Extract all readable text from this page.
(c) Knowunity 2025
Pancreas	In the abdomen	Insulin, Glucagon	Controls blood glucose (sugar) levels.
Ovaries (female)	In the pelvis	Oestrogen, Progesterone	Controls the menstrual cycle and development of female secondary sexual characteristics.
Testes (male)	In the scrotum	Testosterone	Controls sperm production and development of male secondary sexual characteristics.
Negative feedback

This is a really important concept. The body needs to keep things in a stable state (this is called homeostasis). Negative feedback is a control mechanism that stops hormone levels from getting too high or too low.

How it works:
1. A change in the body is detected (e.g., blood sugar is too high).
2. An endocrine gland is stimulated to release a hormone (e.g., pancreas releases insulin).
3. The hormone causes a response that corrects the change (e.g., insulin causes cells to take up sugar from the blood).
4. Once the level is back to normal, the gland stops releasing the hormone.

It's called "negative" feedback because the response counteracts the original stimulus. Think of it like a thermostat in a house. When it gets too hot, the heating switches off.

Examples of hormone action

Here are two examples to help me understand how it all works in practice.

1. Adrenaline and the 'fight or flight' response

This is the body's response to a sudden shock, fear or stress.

* * * * * * *

Exercise aim:
Go through the material above and state how many lines hold the word "feedback". Give only the number.

Exercise result:
3